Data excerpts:
⁂
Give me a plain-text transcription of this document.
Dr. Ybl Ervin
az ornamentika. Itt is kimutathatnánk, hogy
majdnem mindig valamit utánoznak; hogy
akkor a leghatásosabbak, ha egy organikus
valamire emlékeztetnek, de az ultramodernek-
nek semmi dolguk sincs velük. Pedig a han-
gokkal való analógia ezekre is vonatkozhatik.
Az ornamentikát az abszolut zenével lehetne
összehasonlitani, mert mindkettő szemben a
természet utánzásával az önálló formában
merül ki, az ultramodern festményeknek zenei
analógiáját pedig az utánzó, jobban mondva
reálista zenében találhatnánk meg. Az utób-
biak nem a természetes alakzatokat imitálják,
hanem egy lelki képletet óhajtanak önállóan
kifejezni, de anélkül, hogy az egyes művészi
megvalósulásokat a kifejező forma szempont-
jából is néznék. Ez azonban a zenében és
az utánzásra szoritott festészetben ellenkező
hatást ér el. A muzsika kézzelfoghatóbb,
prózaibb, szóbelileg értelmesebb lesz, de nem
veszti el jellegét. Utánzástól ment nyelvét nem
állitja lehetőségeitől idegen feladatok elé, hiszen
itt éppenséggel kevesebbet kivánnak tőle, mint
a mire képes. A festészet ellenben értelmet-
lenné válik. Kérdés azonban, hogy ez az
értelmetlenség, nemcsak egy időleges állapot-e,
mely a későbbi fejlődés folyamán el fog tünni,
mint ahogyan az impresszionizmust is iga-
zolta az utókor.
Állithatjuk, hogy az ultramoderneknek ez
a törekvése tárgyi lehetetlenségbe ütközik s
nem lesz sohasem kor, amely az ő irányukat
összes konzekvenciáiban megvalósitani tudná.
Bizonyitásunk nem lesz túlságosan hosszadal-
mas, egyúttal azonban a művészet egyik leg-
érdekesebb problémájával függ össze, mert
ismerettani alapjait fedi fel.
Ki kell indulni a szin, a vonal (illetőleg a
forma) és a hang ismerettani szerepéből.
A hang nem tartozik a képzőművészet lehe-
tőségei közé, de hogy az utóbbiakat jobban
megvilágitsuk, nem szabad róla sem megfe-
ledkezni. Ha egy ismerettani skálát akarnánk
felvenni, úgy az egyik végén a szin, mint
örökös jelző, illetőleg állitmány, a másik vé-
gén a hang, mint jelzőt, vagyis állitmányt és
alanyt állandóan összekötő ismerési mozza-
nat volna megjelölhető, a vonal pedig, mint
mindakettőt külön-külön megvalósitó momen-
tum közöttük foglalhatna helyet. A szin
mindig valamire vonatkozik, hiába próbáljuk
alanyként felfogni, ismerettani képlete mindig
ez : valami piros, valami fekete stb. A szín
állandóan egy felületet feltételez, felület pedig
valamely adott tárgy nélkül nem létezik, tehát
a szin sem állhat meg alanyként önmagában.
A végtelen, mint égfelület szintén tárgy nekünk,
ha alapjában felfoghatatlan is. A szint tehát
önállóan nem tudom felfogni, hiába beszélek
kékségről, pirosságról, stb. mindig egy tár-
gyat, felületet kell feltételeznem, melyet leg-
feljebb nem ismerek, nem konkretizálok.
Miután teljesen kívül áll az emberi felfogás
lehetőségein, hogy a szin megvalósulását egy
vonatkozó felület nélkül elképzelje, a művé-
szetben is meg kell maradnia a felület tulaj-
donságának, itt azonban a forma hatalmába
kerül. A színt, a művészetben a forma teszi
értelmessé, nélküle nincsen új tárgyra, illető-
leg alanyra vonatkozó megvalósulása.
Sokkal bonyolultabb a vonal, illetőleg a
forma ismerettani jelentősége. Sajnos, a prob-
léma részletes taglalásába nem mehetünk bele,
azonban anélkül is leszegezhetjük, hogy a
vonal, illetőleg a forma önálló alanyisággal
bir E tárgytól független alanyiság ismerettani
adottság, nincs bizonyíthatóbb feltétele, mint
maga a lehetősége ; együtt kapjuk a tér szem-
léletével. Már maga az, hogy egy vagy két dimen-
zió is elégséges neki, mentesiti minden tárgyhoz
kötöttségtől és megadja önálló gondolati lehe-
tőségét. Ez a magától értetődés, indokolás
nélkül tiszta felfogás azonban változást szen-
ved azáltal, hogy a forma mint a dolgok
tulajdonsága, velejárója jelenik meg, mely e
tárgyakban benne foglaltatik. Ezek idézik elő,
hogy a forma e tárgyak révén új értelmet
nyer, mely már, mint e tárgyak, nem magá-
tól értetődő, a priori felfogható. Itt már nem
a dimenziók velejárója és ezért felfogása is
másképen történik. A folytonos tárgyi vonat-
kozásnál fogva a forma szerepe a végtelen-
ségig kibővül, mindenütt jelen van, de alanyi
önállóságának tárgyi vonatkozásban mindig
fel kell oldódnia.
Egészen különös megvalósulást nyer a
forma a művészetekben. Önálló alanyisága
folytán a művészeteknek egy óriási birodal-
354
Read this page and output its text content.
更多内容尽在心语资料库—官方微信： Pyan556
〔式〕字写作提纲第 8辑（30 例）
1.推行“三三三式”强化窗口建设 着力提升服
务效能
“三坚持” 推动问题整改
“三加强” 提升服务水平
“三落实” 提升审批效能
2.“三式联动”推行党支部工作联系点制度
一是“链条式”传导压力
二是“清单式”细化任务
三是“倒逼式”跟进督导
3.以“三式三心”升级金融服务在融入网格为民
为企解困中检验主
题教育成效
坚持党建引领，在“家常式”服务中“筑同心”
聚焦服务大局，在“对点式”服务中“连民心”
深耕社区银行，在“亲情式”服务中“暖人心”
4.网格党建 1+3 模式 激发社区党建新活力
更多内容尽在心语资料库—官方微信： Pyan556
⁂
=== WHAT THIS TASK INVOLVES ===
Give the entries again in full, exactly as they are written.

=== SOLUTION BELOW ===
Give me a plain-text transcription of this document.
Dr. Ybl Ervin
az ornamentika. Itt is kimutathatnánk, hogy
majdnem mindig valamit utánoznak; hogy
akkor a leghatásosabbak, ha egy organikus
valamire emlékeztetnek, de az ultramodernek-
nek semmi dolguk sincs velük. Pedig a han-
gokkal való analógia ezekre is vonatkozhatik.
Az ornamentikát az abszolut zenével lehetne
összehasonlitani, mert mindkettő szemben a
természet utánzásával az önálló formában
merül ki, az ultramodern festményeknek zenei
analógiáját pedig az utánzó, jobban mondva
reálista zenében találhatnánk meg. Az utób-
biak nem a természetes alakzatokat imitálják,
hanem egy lelki képletet óhajtanak önállóan
kifejezni, de anélkül, hogy az egyes művészi
megvalósulásokat a kifejező forma szempont-
jából is néznék. Ez azonban a zenében és
az utánzásra szoritott festészetben ellenkező
hatást ér el. A muzsika kézzelfoghatóbb,
prózaibb, szóbelileg értelmesebb lesz, de nem
veszti el jellegét. Utánzástól ment nyelvét nem
állitja lehetőségeitől idegen feladatok elé, hiszen
itt éppenséggel kevesebbet kivánnak tőle, mint
a mire képes. A festészet ellenben értelmet-
lenné válik. Kérdés azonban, hogy ez az
értelmetlenség, nemcsak egy időleges állapot-e,
mely a későbbi fejlődés folyamán el fog tünni,
mint ahogyan az impresszionizmust is iga-
zolta az utókor.
Állithatjuk, hogy az ultramoderneknek ez
a törekvése tárgyi lehetetlenségbe ütközik s
nem lesz sohasem kor, amely az ő irányukat
összes konzekvenciáiban megvalósitani tudná.
Bizonyitásunk nem lesz túlságosan hosszadal-
mas, egyúttal azonban a művészet egyik leg-
érdekesebb problémájával függ össze, mert
ismerettani alapjait fedi fel.
Ki kell indulni a szin, a vonal (illetőleg a
forma) és a hang ismerettani szerepéből.
A hang nem tartozik a képzőművészet lehe-
tőségei közé, de hogy az utóbbiakat jobban
megvilágitsuk, nem szabad róla sem megfe-
ledkezni. Ha egy ismerettani skálát akarnánk
felvenni, úgy az egyik végén a szin, mint
örökös jelző, illetőleg állitmány, a másik vé-
gén a hang, mint jelzőt, vagyis állitmányt és
alanyt állandóan összekötő ismerési mozza-
nat volna megjelölhető, a vonal pedig, mint
mindakettőt külön-külön megvalósitó momen-
tum közöttük foglalhatna helyet. A szin
mindig valamire vonatkozik, hiába próbáljuk
alanyként felfogni, ismerettani képlete mindig
ez : valami piros, valami fekete stb. A szín
állandóan egy felületet feltételez, felület pedig
valamely adott tárgy nélkül nem létezik, tehát
a szin sem állhat meg alanyként önmagában.
A végtelen, mint égfelület szintén tárgy nekünk,
ha alapjában felfoghatatlan is. A szint tehát
önállóan nem tudom felfogni, hiába beszélek
kékségről, pirosságról, stb. mindig egy tár-
gyat, felületet kell feltételeznem, melyet leg-
feljebb nem ismerek, nem konkretizálok.
Miután teljesen kívül áll az emberi felfogás
lehetőségein, hogy a szin megvalósulását egy
vonatkozó felület nélkül elképzelje, a művé-
szetben is meg kell maradnia a felület tulaj-
donságának, itt azonban a forma hatalmába
kerül. A színt, a művészetben a forma teszi
értelmessé, nélküle nincsen új tárgyra, illető-
leg alanyra vonatkozó megvalósulása.
Sokkal bonyolultabb a vonal, illetőleg a
forma ismerettani jelentősége. Sajnos, a prob-
léma részletes taglalásába nem mehetünk bele,
azonban anélkül is leszegezhetjük, hogy a
vonal, illetőleg a forma önálló alanyisággal
bir E tárgytól független alanyiság ismerettani
adottság, nincs bizonyíthatóbb feltétele, mint
maga a lehetősége ; együtt kapjuk a tér szem-
léletével. Már maga az, hogy egy vagy két dimen-
zió is elégséges neki, mentesiti minden tárgyhoz
kötöttségtől és megadja önálló gondolati lehe-
tőségét. Ez a magától értetődés, indokolás
nélkül tiszta felfogás azonban változást szen-
ved azáltal, hogy a forma mint a dolgok
tulajdonsága, velejárója jelenik meg, mely e
tárgyakban benne foglaltatik. Ezek idézik elő,
hogy a forma e tárgyak révén új értelmet
nyer, mely már, mint e tárgyak, nem magá-
tól értetődő, a priori felfogható. Itt már nem
a dimenziók velejárója és ezért felfogása is
másképen történik. A folytonos tárgyi vonat-
kozásnál fogva a forma szerepe a végtelen-
ségig kibővül, mindenütt jelen van, de alanyi
önállóságának tárgyi vonatkozásban mindig
fel kell oldódnia.
Egészen különös megvalósulást nyer a
forma a művészetekben. Önálló alanyisága
folytán a művészeteknek egy óriási birodal-
354
Read this page and output its text content.
更多内容尽在心语资料库—官方微信： Pyan556
〔式〕字写作提纲第 8辑（30 例）
1.推行“三三三式”强化窗口建设 着力提升服
务效能
“三坚持” 推动问题整改
“三加强” 提升服务水平
“三落实” 提升审批效能
2.“三式联动”推行党支部工作联系点制度
一是“链条式”传导压力
二是“清单式”细化任务
三是“倒逼式”跟进督导
3.以“三式三心”升级金融服务在融入网格为民
为企解困中检验主
题教育成效
坚持党建引领，在“家常式”服务中“筑同心”
聚焦服务大局，在“对点式”服务中“连民心”
深耕社区银行，在“亲情式”服务中“暖人心”
4.网格党建 1+3 模式 激发社区党建新活力
更多内容尽在心语资料库—官方微信： Pyan556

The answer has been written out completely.